_PROVIDED PASSAGE_:

In the non-progressive category, we discovered that, based on our data, the average response indicated only a little more than half (2.57) of these processes were defined — a surprising revelation in a rather negative way. When we mapped "success rates" to the number of processes mapped out, however, we did get a reasonable correlation:
■ 3 for the extremely successful
■ 2.5 for the successful
■ 2 for the only marginally successful
The most prevalently defined process was response team coordination — which also turned out to be the most problematic or delay-causing process. In fact, identifying process with delay or problems mapped well to the processes that were most likely to be identified, suggesting that clarifying the reality of what's going on opens the door to realizing what's wrong and how improvements can be made.

_TASK REQUIREMENTS_: Continue the passage about defined processes and success rates from the point where it stops. The rows that come next have nothing to do with the passage about defined processes above.

_RAW DATA_:
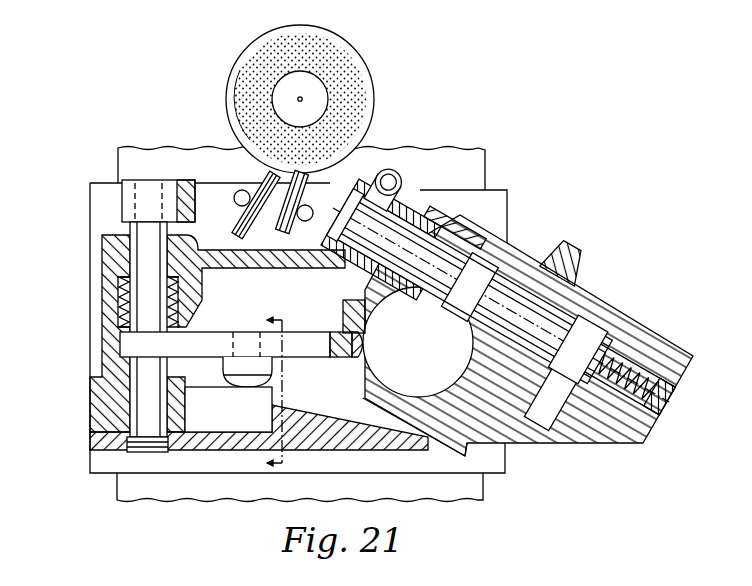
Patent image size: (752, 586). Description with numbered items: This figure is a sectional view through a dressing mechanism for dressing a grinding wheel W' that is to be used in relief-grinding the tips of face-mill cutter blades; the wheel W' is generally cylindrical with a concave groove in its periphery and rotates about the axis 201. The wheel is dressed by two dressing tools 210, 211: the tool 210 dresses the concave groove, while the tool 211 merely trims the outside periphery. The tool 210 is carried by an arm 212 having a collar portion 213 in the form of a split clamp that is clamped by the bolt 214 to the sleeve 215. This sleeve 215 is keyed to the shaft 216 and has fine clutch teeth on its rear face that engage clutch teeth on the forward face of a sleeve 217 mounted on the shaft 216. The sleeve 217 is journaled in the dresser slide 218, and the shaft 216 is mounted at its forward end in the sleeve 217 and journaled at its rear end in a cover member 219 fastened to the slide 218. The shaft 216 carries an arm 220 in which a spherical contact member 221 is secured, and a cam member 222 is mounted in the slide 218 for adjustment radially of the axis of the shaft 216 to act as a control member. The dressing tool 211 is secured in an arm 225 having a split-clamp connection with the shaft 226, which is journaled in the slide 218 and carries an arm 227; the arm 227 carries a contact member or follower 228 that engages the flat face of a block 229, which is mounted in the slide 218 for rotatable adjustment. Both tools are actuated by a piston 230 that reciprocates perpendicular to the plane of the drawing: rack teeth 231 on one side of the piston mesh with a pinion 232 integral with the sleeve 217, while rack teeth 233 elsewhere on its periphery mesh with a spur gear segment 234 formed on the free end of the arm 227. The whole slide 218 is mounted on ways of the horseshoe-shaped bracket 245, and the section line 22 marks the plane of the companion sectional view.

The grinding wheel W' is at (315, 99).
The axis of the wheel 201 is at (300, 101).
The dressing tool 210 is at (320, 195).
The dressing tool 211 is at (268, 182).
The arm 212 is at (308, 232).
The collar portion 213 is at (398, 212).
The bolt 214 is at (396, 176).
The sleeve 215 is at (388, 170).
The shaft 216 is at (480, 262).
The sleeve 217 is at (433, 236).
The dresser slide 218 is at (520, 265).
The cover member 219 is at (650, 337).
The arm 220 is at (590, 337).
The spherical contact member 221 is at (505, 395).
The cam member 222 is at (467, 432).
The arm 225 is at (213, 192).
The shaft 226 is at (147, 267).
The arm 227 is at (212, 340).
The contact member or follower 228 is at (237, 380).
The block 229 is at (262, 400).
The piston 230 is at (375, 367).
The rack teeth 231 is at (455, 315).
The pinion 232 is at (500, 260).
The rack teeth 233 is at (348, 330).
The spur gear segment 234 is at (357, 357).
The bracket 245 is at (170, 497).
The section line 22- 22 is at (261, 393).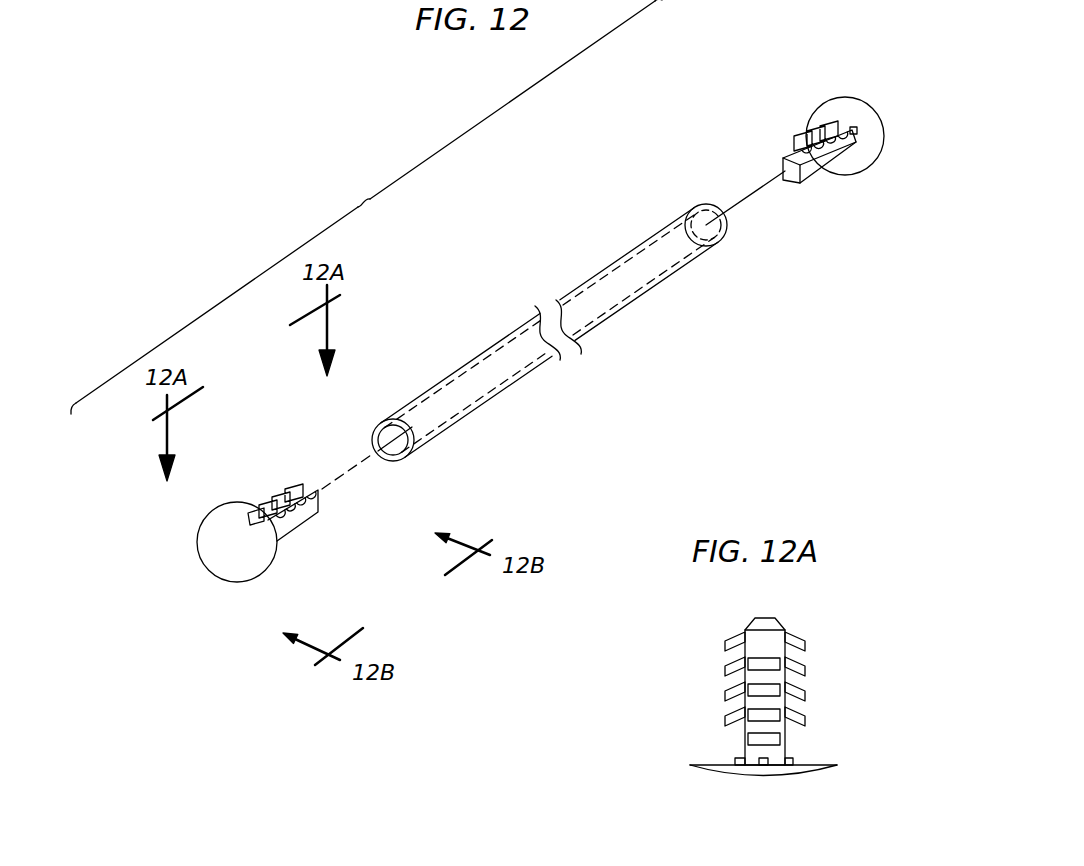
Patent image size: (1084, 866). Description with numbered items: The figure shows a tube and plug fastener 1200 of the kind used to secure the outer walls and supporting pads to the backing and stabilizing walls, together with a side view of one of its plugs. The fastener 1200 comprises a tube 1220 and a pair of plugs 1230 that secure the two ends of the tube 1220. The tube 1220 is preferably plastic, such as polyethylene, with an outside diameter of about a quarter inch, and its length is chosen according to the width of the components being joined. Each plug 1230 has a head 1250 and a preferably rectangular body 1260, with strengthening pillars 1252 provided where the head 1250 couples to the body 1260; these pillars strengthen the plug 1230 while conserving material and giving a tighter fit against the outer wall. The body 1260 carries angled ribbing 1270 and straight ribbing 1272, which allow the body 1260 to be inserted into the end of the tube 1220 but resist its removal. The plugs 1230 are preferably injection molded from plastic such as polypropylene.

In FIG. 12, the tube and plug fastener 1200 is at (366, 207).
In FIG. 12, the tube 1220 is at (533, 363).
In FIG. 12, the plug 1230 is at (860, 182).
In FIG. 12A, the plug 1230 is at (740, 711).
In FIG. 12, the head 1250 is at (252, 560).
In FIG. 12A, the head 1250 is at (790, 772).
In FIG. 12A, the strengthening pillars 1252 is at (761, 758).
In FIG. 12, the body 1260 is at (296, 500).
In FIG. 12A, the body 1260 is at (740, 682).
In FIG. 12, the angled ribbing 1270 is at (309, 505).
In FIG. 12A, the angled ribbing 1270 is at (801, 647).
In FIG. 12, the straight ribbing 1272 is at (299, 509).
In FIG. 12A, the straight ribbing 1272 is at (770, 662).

--

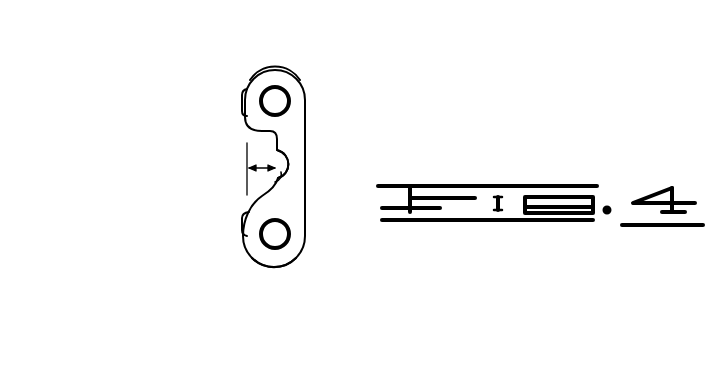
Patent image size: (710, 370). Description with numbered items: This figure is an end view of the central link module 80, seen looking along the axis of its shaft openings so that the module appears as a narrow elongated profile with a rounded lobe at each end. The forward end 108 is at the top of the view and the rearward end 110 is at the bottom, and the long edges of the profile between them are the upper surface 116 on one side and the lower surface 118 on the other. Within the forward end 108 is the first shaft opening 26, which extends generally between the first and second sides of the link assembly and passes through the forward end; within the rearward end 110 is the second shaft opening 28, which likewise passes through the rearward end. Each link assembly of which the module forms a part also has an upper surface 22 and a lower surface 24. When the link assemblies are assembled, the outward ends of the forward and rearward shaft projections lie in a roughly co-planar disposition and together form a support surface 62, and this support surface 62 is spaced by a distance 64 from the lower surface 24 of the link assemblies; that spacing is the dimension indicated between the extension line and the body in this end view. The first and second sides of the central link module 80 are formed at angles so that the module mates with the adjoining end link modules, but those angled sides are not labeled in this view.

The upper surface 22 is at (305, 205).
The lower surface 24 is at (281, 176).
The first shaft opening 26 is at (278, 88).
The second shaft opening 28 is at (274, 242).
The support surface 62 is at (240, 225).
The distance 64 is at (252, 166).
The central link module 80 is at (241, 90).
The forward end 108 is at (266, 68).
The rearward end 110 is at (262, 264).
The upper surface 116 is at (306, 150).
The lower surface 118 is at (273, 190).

_ANSWER TO THE PROBLEM_:
Timing is Everything
Time to assemble an effective team, on average, was about 1.5 hours, which could be damaging when a serious outage occurred
We also asked about times associated with these processes. When we asked about the time to assemble an effective team, the average was about 1.5 hours, which could, of course, be meaningfully damaging when a serious outage occurred. When asked about total time to resolution, the average was about six hours, but 20 percent took more than eleven hours. Once again, as an average, this can be concerning for incidents with major business impacts.
These are again, just a few of many highlights from our research.
Don't forget to watch the webinar for a great many more insights.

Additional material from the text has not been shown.